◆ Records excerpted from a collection
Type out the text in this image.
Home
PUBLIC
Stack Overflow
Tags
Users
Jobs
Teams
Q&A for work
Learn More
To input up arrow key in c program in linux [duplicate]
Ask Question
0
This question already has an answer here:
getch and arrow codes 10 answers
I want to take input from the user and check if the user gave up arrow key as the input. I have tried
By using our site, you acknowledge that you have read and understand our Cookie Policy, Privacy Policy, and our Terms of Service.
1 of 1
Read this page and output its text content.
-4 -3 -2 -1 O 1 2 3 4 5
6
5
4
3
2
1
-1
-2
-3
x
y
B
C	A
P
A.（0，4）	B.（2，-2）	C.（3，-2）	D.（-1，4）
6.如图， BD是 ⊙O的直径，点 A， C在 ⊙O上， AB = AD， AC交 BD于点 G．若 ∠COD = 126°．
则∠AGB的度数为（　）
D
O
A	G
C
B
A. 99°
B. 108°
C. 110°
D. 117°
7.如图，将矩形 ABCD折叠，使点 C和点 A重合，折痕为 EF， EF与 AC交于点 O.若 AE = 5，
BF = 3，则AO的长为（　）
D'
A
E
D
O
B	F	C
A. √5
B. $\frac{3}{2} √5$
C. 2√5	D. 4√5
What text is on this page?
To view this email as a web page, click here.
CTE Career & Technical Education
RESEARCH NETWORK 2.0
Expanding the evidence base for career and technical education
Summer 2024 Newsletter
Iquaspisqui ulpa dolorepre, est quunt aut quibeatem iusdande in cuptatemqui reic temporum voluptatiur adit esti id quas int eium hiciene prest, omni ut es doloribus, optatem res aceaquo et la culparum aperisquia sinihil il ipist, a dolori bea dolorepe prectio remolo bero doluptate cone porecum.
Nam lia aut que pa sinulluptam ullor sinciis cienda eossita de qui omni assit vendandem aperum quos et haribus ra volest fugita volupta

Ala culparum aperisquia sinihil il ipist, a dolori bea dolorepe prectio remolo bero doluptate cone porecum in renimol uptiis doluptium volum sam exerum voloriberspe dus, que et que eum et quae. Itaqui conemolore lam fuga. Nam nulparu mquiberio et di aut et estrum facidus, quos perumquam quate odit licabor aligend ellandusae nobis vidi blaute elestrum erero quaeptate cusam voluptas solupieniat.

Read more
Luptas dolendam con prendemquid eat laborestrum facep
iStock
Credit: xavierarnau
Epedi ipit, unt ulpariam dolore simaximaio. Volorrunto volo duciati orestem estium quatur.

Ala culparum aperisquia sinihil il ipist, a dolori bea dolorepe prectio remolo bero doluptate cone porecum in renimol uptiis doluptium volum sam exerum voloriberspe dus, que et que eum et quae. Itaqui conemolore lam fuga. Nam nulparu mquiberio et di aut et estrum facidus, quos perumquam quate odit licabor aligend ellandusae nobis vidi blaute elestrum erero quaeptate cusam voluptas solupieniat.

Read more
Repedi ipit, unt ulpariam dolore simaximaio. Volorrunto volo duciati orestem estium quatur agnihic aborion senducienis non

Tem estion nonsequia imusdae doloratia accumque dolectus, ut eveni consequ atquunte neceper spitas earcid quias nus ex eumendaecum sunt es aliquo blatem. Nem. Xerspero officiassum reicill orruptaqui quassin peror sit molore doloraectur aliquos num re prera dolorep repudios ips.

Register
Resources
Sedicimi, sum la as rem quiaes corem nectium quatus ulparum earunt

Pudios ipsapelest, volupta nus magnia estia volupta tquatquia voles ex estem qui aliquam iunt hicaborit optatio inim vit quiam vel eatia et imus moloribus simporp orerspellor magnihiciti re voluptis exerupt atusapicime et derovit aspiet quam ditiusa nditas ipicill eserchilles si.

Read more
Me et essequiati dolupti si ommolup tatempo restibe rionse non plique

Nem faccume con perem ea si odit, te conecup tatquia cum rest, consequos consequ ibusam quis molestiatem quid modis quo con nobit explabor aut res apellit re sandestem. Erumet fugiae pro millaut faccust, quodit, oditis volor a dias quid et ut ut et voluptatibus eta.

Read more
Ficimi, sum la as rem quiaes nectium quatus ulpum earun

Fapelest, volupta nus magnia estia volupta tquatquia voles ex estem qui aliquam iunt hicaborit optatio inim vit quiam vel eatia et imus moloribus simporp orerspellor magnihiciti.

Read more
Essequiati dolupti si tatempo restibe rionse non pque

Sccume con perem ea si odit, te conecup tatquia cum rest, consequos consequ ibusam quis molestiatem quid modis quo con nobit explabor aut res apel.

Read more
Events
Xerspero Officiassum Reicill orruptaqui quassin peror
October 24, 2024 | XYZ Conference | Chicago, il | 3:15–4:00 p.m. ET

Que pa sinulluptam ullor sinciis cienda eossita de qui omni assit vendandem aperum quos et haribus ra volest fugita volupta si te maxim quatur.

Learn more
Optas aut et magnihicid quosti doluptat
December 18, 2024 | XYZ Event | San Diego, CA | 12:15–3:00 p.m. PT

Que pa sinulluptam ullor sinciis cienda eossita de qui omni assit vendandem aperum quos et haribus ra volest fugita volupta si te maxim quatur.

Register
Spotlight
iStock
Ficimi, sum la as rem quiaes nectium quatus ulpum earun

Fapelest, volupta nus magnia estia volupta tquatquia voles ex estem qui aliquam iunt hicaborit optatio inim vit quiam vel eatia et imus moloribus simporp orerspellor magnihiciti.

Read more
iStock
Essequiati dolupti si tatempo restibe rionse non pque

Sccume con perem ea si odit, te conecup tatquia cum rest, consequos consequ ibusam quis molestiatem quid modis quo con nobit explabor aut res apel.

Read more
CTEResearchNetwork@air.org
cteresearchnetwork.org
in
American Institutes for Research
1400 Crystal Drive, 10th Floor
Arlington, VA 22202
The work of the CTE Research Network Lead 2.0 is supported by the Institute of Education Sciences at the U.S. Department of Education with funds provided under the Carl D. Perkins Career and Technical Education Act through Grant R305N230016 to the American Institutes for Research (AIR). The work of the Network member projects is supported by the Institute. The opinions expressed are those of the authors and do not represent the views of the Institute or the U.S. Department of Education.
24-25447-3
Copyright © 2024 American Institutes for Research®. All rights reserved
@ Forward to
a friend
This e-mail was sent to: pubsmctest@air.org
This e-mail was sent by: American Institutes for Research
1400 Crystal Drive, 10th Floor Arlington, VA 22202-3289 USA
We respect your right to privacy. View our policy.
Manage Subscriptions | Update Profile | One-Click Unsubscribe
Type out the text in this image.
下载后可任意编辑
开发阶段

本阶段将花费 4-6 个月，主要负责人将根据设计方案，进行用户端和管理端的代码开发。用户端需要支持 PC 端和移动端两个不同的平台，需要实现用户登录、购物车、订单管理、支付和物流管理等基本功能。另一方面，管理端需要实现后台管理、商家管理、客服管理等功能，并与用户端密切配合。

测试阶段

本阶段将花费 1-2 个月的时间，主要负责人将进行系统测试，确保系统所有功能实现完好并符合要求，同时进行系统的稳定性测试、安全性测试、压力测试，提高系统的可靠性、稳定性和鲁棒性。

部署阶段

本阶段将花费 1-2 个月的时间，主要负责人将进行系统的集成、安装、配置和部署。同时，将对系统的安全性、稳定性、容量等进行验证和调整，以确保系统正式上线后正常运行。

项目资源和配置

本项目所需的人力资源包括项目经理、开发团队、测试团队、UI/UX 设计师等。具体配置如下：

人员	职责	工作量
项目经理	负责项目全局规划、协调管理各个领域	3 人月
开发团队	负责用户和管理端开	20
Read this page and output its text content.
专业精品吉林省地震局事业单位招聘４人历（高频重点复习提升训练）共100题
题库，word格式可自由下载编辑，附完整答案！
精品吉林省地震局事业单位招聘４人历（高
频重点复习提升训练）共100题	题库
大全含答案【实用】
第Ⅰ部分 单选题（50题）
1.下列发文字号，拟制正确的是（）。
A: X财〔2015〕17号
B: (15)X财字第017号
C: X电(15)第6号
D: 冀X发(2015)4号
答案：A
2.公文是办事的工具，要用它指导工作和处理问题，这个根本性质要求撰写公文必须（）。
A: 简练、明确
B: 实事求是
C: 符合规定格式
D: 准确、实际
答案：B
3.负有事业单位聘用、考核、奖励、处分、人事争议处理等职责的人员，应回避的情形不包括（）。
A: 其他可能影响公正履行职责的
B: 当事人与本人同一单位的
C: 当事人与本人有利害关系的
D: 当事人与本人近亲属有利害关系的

◆ WRITTEN TASK
Of the lines above, how many contain the string "Arlington"? Only the number is required.

◆ PROBLEM SOLUTION
2